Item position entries
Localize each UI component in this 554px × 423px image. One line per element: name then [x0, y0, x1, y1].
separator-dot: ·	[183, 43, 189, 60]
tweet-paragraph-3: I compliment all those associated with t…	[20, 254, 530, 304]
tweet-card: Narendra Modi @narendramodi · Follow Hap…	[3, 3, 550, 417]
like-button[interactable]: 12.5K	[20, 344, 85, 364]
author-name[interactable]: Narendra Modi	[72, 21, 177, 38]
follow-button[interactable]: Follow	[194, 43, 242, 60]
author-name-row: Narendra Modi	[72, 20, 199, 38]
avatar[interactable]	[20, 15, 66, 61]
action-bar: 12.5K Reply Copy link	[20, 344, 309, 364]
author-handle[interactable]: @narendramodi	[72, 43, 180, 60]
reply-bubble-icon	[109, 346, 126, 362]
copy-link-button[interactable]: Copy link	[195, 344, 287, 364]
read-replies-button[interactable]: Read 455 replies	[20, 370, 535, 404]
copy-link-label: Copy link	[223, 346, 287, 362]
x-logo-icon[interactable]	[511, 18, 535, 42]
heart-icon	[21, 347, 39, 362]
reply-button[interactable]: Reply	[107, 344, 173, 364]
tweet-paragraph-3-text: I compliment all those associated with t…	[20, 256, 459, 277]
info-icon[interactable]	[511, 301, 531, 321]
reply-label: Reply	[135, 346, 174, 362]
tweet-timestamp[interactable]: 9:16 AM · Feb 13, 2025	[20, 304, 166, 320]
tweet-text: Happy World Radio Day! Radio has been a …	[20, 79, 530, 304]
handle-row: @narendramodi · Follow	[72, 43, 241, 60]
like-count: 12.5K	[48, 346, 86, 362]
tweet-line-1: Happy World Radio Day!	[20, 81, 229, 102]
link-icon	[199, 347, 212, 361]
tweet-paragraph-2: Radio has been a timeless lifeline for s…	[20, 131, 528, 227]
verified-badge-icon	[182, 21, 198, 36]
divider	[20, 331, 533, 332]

**WHAT THIS TASK INVOLVES:**
Convert every line of the material above into a Markdown table with the columns "Row" and "Line", numbering the rows in order and leaving out blank lines.

**WRITTEN ANSWER:**
| Row | Line |
|---|---|
| 1 | Localize each UI component in this 554px × 423px image. One line per element: name then [x0, y0, x1, y1]. |
| 2 | separator-dot: ·	[183, 43, 189, 60] |
| 3 | tweet-paragraph-3: I compliment all those associated with t…	[20, 254, 530, 304] |
| 4 | tweet-card: Narendra Modi @narendramodi · Follow Hap…	[3, 3, 550, 417] |
| 5 | like-button[interactable]: 12.5K	[20, 344, 85, 364] |
| 6 | author-name[interactable]: Narendra Modi	[72, 21, 177, 38] |
| 7 | follow-button[interactable]: Follow	[194, 43, 242, 60] |
| 8 | author-name-row: Narendra Modi	[72, 20, 199, 38] |
| 9 | avatar[interactable]	[20, 15, 66, 61] |
| 10 | action-bar: 12.5K Reply Copy link	[20, 344, 309, 364] |
| 11 | author-handle[interactable]: @narendramodi	[72, 43, 180, 60] |
| 12 | reply-bubble-icon	[109, 346, 126, 362] |
| 13 | copy-link-button[interactable]: Copy link	[195, 344, 287, 364] |
| 14 | read-replies-button[interactable]: Read 455 replies	[20, 370, 535, 404] |
| 15 | copy-link-label: Copy link	[223, 346, 287, 362] |
| 16 | x-logo-icon[interactable]	[511, 18, 535, 42] |
| 17 | heart-icon	[21, 347, 39, 362] |
| 18 | reply-button[interactable]: Reply	[107, 344, 173, 364] |
| 19 | tweet-paragraph-3-text: I compliment all those associated with t…	[20, 256, 459, 277] |
| 20 | info-icon[interactable]	[511, 301, 531, 321] |
| 21 | reply-label: Reply	[135, 346, 174, 362] |
| 22 | tweet-timestamp[interactable]: 9:16 AM · Feb 13, 2025	[20, 304, 166, 320] |
| 23 | tweet-text: Happy World Radio Day! Radio has been a …	[20, 79, 530, 304] |
| 24 | handle-row: @narendramodi · Follow	[72, 43, 241, 60] |
| 25 | like-count: 12.5K	[48, 346, 86, 362] |
| 26 | tweet-line-1: Happy World Radio Day!	[20, 81, 229, 102] |
| 27 | link-icon	[199, 347, 212, 361] |
| 28 | tweet-paragraph-2: Radio has been a timeless lifeline for s…	[20, 131, 528, 227] |
| 29 | verified-badge-icon	[182, 21, 198, 36] |
| 30 | divider	[20, 331, 533, 332] |